#### Exercise goal
In the entries below, find every line holding the string "title" and collect it.

-- START Material provided --

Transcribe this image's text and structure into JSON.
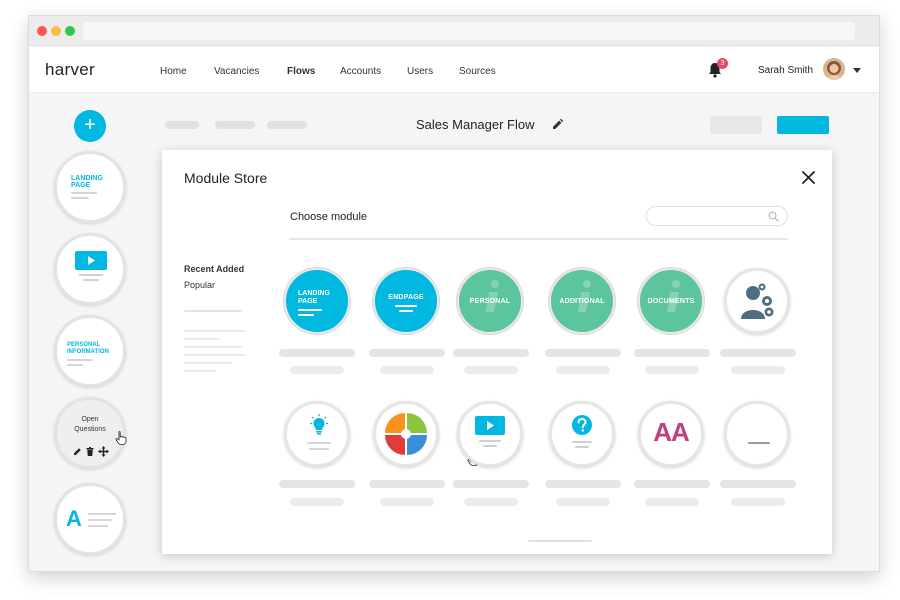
{
  "app": {
    "logo": "harver"
  },
  "nav": {
    "items": [
      {
        "label": "Home"
      },
      {
        "label": "Vacancies"
      },
      {
        "label": "Flows"
      },
      {
        "label": "Accounts"
      },
      {
        "label": "Users"
      },
      {
        "label": "Sources"
      }
    ],
    "active": "Flows"
  },
  "user": {
    "name": "Sarah Smith",
    "notification_count": "3"
  },
  "flow": {
    "title": "Sales Manager Flow"
  },
  "sidebar": {
    "add_label": "+",
    "items": [
      {
        "label_line1": "LANDING",
        "label_line2": "PAGE"
      },
      {
        "icon": "video-icon"
      },
      {
        "label_line1": "PERSONAL",
        "label_line2": "INFORMATION"
      },
      {
        "label_line1": "Open",
        "label_line2": "Questions"
      },
      {
        "icon": "text-icon",
        "glyph": "A"
      }
    ]
  },
  "modal": {
    "title": "Module Store",
    "choose_label": "Choose module",
    "search_placeholder": "",
    "categories": [
      "Recent Added",
      "Popular"
    ]
  },
  "modules": {
    "landing_l1": "LANDING",
    "landing_l2": "PAGE",
    "endpage": "ENDPAGE",
    "personal": "PERSONAL",
    "additional": "ADDITIONAL",
    "documents": "DOCUMENTS",
    "font_glyph": "AA"
  },
  "colors": {
    "accent": "#00b8e0",
    "green": "#5cc59e",
    "badge": "#e9496b",
    "pink": "#c2407a"
  }
}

-- END Material provided --

#### Solution below
    "title": "Sales Manager Flow"
    "title": "Module Store",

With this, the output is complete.